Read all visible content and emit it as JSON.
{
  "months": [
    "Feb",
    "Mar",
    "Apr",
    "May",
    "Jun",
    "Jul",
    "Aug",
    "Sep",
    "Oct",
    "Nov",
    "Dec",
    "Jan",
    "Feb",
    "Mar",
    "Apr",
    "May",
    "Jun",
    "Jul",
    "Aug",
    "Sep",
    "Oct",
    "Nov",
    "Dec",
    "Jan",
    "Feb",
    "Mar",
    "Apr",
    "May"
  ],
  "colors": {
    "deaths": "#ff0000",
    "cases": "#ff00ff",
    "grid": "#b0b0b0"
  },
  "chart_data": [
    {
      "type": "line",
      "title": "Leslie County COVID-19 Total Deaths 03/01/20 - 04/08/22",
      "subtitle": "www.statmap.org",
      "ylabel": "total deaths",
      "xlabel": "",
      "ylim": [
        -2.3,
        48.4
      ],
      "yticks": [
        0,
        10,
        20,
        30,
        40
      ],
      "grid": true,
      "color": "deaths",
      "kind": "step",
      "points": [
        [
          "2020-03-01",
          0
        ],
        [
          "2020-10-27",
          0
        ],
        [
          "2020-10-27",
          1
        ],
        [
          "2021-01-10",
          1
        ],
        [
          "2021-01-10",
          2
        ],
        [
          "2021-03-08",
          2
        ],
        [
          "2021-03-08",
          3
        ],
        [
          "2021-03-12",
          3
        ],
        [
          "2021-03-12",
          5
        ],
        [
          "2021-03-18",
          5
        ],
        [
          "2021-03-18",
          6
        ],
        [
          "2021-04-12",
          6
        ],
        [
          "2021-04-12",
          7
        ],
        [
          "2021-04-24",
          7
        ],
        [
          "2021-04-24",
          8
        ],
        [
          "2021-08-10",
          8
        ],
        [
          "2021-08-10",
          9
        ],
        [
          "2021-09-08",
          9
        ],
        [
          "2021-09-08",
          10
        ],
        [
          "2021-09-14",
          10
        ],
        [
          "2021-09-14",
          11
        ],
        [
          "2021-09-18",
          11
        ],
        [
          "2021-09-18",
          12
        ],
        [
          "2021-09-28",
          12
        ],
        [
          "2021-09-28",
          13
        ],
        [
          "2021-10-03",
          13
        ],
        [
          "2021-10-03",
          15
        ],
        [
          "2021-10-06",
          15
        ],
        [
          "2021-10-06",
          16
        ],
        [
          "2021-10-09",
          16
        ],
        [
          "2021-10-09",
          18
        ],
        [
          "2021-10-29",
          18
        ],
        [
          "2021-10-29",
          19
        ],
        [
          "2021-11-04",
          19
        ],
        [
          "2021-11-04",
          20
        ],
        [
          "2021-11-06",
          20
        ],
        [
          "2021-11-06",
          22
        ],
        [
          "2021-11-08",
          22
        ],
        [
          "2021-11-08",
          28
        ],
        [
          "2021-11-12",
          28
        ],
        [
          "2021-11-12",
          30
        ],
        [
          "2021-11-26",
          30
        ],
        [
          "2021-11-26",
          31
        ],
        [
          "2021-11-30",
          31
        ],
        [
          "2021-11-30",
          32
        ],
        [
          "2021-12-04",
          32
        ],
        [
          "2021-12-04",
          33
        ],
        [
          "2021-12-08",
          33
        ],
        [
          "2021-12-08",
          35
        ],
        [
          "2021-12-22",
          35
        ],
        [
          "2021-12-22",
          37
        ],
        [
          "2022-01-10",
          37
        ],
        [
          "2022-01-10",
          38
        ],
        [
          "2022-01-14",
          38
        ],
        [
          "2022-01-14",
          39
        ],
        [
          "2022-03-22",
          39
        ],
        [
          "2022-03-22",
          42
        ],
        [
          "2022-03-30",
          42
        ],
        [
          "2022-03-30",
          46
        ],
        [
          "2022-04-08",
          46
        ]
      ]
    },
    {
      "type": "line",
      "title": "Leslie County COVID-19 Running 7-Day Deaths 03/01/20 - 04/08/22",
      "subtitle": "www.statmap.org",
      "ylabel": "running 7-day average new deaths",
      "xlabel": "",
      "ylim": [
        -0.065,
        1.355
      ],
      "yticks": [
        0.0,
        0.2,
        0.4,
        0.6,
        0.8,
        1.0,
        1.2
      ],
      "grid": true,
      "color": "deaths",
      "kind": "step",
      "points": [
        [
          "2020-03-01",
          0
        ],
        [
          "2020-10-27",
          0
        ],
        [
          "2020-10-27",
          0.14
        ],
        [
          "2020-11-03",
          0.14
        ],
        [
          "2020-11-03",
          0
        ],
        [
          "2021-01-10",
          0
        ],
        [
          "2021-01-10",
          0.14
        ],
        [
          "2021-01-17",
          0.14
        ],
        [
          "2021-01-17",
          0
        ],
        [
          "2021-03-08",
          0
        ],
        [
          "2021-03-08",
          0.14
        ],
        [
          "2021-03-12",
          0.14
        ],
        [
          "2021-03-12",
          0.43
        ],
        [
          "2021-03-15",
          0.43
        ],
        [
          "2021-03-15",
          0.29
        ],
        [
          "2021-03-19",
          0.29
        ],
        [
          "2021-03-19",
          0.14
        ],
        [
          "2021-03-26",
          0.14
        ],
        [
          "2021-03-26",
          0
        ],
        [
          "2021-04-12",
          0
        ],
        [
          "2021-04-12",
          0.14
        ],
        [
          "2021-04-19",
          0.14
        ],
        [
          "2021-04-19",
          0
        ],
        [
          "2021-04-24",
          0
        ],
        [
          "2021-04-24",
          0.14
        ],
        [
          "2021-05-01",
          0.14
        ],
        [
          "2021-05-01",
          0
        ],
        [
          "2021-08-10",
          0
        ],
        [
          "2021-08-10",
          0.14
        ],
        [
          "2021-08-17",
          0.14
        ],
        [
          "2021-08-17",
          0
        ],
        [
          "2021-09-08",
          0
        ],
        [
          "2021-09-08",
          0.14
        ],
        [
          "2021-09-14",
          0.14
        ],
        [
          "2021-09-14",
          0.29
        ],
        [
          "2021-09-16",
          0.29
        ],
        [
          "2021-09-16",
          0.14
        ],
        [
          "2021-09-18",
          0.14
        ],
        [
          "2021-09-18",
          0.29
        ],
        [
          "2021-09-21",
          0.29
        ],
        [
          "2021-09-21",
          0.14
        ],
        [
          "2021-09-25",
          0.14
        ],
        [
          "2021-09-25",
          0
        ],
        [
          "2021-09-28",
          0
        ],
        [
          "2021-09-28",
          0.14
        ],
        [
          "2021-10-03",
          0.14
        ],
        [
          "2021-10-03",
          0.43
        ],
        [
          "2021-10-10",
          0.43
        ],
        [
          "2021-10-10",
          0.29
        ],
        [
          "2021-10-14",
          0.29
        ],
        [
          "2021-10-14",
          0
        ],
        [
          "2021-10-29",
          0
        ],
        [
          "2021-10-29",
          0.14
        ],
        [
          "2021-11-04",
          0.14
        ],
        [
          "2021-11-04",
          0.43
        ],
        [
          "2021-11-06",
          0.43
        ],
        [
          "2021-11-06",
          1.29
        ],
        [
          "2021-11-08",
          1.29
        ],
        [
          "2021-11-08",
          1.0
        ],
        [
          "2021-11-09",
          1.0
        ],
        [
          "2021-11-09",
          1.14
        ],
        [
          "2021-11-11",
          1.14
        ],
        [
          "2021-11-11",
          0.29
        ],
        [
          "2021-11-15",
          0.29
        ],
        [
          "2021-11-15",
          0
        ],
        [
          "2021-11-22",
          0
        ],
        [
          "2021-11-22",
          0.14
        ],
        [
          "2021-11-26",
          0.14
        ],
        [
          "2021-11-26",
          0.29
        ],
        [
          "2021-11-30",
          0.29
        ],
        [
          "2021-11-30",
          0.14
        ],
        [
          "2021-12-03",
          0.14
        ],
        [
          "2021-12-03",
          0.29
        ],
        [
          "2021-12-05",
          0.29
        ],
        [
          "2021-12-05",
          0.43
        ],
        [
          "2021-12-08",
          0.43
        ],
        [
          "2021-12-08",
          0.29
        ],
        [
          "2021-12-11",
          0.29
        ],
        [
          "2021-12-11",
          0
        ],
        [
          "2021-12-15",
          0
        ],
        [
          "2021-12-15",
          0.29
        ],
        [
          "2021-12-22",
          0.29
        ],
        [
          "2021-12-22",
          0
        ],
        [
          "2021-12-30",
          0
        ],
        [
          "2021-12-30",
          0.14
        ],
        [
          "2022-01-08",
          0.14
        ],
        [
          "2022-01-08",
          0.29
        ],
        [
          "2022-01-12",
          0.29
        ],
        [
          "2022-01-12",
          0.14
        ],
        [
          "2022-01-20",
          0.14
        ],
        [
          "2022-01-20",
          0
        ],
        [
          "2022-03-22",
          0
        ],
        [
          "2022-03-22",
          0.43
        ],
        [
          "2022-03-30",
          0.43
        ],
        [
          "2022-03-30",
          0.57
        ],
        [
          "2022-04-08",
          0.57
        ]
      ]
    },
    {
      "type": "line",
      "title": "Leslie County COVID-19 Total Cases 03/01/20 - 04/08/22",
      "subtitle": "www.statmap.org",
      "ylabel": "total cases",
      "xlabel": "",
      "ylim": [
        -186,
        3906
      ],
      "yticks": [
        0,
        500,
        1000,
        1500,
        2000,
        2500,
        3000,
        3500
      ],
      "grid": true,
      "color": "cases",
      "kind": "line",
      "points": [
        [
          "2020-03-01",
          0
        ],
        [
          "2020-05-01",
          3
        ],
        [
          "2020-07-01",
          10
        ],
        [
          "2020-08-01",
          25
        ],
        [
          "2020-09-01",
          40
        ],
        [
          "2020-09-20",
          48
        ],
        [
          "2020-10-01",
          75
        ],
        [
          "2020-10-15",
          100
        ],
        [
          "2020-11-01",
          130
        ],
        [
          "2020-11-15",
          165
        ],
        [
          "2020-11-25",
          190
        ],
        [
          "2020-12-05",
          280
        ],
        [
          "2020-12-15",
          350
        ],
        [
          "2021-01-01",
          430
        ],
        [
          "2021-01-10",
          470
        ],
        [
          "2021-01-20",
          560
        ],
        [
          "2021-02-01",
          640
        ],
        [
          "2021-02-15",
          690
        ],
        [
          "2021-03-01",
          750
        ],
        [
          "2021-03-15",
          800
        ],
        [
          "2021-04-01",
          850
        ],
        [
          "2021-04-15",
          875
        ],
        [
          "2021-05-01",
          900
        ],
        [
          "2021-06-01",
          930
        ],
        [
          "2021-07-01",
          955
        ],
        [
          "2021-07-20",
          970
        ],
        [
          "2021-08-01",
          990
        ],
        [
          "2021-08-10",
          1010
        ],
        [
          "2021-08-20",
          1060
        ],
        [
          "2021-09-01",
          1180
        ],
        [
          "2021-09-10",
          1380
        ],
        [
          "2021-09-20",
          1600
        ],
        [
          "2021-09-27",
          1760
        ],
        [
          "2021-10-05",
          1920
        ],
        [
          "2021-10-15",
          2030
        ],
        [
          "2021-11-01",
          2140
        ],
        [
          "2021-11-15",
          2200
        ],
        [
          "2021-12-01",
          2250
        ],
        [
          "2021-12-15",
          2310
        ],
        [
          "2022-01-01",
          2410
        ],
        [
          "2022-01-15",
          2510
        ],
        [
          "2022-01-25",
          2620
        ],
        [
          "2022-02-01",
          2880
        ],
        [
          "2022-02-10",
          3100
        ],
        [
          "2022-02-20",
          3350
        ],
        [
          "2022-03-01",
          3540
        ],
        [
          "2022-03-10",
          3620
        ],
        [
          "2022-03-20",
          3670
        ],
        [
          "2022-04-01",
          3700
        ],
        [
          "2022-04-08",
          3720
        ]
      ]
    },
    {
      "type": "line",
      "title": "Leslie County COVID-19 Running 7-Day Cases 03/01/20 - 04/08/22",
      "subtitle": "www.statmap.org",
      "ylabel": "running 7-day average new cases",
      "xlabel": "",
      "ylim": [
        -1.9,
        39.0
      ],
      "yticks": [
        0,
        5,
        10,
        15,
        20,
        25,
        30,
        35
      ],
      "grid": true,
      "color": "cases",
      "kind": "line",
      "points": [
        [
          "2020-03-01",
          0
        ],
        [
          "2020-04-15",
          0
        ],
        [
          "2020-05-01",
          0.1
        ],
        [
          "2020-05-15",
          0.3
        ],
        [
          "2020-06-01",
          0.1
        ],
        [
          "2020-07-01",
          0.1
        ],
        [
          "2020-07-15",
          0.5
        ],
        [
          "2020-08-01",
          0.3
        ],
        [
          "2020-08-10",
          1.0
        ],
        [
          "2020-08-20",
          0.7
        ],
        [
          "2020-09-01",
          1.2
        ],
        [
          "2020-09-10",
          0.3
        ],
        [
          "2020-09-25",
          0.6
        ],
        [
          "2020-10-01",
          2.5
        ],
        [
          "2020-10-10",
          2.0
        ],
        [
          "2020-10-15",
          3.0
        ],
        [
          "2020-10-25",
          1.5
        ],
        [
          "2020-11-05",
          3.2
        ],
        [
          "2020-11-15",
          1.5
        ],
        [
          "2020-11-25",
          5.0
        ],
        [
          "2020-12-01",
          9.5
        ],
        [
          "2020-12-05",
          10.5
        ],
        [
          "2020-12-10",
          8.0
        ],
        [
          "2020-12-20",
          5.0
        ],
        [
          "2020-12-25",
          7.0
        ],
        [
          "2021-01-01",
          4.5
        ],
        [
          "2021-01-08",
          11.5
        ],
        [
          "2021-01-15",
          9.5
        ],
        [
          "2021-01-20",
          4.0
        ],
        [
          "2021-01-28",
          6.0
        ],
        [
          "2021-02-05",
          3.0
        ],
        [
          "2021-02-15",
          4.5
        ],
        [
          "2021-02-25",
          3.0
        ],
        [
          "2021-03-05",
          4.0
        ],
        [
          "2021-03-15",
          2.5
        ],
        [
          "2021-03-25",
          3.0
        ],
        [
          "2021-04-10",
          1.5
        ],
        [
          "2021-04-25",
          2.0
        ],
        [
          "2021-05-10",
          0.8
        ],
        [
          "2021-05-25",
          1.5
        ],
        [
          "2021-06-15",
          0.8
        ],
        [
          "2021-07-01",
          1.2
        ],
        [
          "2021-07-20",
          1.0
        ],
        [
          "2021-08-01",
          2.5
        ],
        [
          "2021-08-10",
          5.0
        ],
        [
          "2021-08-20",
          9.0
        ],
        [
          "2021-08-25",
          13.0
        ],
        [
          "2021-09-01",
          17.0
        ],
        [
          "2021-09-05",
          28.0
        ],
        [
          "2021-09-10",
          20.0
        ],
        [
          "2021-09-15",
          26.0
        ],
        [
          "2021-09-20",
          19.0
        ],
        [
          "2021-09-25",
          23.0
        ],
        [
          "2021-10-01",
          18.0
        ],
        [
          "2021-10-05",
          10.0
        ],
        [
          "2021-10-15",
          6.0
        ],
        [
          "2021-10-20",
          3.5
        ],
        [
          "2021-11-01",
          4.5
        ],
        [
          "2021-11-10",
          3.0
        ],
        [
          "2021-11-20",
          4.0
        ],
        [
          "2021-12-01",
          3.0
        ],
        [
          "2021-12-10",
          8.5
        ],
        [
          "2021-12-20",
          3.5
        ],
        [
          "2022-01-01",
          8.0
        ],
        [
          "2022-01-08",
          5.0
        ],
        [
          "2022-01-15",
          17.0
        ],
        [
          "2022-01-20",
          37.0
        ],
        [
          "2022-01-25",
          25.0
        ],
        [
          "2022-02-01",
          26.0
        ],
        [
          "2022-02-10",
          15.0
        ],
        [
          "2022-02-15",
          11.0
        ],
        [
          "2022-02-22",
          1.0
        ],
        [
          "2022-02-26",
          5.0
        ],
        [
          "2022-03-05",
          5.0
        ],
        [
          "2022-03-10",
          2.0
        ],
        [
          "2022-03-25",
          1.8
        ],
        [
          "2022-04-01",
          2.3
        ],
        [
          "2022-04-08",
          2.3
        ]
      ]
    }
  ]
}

========================================================================

#### Problem to work on:
Only lines holding the string "County" are wanted; gather each one from the entries above.

#### Solution below:
      "title": "Leslie County COVID-19 Total Deaths 03/01/20 - 04/08/22",
      "title": "Leslie County COVID-19 Running 7-Day Deaths 03/01/20 - 04/08/22",
      "title": "Leslie County COVID-19 Total Cases 03/01/20 - 04/08/22",
      "title": "Leslie County COVID-19 Running 7-Day Cases 03/01/20 - 04/08/22",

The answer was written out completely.